• Task requirements: Give the number of lines below that contain the word "purpose", and nothing else.
::::::
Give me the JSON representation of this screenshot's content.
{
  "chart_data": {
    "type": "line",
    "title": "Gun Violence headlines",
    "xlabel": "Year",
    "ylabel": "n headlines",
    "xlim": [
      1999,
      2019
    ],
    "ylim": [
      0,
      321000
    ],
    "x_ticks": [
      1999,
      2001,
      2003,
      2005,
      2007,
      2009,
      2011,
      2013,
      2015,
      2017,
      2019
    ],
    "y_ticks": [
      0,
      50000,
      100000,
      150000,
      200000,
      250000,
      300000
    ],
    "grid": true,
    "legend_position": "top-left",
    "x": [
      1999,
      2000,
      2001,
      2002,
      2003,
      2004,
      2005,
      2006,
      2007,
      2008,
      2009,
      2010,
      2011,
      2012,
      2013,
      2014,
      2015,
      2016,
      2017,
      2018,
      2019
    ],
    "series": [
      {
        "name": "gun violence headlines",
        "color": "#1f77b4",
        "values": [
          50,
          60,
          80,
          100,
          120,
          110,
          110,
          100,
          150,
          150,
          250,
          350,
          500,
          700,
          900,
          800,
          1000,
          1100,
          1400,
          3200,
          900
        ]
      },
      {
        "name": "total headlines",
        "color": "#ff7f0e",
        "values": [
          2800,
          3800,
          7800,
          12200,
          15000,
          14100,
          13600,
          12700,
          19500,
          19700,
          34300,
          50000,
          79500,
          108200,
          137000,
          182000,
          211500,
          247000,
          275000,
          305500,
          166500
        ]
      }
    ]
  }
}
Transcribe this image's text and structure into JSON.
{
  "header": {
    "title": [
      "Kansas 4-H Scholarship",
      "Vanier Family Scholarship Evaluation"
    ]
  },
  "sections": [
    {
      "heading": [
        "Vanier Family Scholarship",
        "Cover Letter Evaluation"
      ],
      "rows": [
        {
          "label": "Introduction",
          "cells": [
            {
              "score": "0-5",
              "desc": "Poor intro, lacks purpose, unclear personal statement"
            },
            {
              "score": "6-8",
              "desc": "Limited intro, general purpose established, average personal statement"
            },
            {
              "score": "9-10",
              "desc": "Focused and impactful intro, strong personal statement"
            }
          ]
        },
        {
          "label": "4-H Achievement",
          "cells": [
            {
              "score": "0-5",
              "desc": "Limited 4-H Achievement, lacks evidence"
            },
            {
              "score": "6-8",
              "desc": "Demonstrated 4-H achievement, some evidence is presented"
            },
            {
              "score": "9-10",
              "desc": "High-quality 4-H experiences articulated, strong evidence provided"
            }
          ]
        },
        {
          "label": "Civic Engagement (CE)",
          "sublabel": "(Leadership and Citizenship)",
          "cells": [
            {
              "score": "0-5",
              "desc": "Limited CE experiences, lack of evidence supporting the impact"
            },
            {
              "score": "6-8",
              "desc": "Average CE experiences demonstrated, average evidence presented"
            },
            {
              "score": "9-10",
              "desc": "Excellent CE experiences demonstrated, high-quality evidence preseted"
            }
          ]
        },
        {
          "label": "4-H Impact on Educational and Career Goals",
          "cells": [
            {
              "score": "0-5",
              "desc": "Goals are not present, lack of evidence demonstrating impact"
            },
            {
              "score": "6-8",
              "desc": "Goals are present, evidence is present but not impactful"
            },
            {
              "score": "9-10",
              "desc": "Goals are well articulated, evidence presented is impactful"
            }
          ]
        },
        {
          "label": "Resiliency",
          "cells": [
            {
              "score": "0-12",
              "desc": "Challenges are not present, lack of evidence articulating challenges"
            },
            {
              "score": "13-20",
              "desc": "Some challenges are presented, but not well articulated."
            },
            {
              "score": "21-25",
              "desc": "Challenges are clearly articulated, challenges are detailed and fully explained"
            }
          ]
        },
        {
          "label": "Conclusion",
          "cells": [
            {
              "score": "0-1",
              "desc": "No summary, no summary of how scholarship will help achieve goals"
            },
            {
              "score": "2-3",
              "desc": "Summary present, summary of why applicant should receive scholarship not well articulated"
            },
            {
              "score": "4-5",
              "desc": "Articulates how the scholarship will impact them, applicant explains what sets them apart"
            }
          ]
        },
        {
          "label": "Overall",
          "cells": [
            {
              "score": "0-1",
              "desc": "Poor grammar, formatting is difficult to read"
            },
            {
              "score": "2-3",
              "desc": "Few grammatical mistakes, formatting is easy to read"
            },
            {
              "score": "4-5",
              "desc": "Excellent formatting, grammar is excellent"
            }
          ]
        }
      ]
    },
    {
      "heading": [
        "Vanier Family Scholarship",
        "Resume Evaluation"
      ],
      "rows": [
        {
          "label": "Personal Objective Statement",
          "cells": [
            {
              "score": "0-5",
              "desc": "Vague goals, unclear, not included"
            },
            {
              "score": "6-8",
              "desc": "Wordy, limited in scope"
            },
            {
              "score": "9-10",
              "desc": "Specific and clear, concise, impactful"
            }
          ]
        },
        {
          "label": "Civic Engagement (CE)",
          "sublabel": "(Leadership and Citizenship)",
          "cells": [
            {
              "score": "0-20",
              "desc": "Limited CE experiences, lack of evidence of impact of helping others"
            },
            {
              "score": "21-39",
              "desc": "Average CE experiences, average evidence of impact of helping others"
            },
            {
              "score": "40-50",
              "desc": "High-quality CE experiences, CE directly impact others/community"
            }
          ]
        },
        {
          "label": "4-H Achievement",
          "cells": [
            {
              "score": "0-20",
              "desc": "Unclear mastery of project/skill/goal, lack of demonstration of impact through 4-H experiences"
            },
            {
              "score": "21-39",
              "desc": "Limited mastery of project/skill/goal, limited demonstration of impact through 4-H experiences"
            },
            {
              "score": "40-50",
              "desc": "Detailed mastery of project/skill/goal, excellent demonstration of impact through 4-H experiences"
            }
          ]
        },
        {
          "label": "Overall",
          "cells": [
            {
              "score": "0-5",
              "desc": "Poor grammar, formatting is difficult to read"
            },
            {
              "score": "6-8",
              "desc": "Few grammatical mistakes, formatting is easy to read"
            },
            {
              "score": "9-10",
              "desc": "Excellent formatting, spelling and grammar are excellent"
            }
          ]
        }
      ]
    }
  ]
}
::::::
• Solution: 2